* _Task objective_
Only the lines from the one containing "Give me the" through the last line below should be written out, exactly and with both ends kept.

* _Dataset records_
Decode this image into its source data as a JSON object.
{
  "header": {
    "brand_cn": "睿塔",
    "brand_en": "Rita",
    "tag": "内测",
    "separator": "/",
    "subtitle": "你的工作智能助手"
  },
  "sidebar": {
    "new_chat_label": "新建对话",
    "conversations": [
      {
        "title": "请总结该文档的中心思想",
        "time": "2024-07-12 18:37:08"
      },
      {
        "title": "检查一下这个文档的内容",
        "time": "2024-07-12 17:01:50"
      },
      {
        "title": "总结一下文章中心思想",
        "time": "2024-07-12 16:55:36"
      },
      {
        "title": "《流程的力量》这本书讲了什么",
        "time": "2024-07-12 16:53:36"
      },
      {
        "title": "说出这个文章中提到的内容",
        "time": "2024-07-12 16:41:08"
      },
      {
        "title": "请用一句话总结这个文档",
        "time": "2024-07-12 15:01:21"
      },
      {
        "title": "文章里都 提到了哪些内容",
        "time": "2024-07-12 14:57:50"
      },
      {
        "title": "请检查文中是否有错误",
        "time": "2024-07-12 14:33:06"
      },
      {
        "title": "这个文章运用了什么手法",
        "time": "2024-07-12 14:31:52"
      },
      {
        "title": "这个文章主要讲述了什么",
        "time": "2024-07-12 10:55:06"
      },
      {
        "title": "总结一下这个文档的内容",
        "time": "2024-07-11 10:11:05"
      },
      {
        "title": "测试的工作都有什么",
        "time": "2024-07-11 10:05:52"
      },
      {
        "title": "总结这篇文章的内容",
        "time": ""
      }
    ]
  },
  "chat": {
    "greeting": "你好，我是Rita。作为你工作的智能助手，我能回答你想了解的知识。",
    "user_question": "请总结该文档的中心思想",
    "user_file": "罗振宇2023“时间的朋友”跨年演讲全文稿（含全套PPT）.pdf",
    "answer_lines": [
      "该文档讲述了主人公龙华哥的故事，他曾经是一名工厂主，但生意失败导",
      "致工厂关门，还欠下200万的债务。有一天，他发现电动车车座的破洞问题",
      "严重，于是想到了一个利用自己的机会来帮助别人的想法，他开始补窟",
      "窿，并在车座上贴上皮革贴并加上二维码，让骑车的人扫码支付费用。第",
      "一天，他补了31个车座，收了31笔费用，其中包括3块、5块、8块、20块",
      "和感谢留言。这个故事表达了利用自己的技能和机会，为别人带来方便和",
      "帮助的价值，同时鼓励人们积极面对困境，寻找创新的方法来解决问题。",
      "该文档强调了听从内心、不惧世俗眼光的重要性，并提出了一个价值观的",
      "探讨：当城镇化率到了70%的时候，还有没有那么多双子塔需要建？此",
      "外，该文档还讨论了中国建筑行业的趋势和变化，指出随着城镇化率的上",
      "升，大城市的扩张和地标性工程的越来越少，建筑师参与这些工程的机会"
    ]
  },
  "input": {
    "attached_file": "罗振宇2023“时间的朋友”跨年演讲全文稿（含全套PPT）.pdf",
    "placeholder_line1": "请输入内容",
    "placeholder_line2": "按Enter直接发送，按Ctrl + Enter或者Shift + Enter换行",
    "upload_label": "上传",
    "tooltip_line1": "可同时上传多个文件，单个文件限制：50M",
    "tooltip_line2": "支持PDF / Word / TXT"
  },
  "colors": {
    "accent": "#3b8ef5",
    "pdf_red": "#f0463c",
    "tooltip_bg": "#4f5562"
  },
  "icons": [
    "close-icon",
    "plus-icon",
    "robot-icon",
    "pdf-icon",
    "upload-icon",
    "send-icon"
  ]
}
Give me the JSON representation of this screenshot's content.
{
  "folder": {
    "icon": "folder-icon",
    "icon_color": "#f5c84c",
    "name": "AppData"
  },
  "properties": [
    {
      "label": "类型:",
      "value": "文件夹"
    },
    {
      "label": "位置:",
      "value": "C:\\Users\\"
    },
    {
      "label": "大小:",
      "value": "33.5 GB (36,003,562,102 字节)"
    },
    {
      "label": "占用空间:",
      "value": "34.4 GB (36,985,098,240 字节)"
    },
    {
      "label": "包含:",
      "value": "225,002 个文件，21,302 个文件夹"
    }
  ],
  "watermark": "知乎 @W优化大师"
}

* _Problem solution_
Give me the JSON representation of this screenshot's content.
{
  "folder": {
    "icon": "folder-icon",
    "icon_color": "#f5c84c",
    "name": "AppData"
  },
  "properties": [
    {
      "label": "类型:",
      "value": "文件夹"
    },
    {
      "label": "位置:",
      "value": "C:\\Users\\"
    },
    {
      "label": "大小:",
      "value": "33.5 GB (36,003,562,102 字节)"
    },
    {
      "label": "占用空间:",
      "value": "34.4 GB (36,985,098,240 字节)"
    },
    {
      "label": "包含:",
      "value": "225,002 个文件，21,302 个文件夹"
    }
  ],
  "watermark": "知乎 @W优化大师"
}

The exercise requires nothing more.